▸ **Objective**: Show every line containing "standard" by copying it.

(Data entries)
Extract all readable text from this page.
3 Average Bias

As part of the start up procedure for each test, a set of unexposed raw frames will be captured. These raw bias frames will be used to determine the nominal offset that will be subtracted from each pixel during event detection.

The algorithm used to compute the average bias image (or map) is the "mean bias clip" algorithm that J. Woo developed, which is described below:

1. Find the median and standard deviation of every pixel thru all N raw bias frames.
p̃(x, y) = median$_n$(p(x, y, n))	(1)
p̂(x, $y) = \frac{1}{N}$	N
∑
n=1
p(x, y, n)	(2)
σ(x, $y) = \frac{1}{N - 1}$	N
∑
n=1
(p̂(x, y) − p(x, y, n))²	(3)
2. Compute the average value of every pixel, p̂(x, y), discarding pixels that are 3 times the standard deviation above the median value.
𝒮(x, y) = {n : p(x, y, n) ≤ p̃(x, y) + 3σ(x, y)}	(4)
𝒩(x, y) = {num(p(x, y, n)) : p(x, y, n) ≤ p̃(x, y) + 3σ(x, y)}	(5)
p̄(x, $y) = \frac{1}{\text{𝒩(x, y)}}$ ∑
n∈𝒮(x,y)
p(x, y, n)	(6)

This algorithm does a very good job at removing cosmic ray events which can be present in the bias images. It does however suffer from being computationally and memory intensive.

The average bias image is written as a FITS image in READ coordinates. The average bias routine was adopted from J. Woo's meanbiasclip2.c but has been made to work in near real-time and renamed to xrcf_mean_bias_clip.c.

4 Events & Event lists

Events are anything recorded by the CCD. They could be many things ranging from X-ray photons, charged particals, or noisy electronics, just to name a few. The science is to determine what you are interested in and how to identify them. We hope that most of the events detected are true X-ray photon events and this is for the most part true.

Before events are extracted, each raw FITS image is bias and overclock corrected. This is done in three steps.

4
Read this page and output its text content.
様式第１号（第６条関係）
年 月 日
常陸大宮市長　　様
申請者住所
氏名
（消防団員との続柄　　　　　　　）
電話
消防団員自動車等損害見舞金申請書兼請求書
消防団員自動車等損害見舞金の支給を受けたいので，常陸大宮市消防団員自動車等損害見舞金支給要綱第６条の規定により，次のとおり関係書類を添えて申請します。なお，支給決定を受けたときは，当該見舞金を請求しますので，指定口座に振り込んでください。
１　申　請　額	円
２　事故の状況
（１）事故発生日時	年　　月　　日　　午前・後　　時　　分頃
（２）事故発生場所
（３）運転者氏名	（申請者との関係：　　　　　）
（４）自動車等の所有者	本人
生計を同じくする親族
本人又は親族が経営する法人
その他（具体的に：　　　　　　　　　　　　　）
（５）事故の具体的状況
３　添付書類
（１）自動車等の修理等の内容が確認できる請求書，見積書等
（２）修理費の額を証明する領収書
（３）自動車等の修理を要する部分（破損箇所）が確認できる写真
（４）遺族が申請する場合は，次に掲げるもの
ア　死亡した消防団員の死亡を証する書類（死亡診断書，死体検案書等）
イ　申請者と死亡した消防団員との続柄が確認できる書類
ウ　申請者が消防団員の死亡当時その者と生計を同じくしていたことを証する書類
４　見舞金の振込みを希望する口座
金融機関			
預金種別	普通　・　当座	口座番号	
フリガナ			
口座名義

▸ **Solution**:
1. Find the median and standard deviation of every pixel thru all N raw bias frames.
2. Compute the average value of every pixel, p̂(x, y), discarding pixels that are 3 times the standard deviation above the median value.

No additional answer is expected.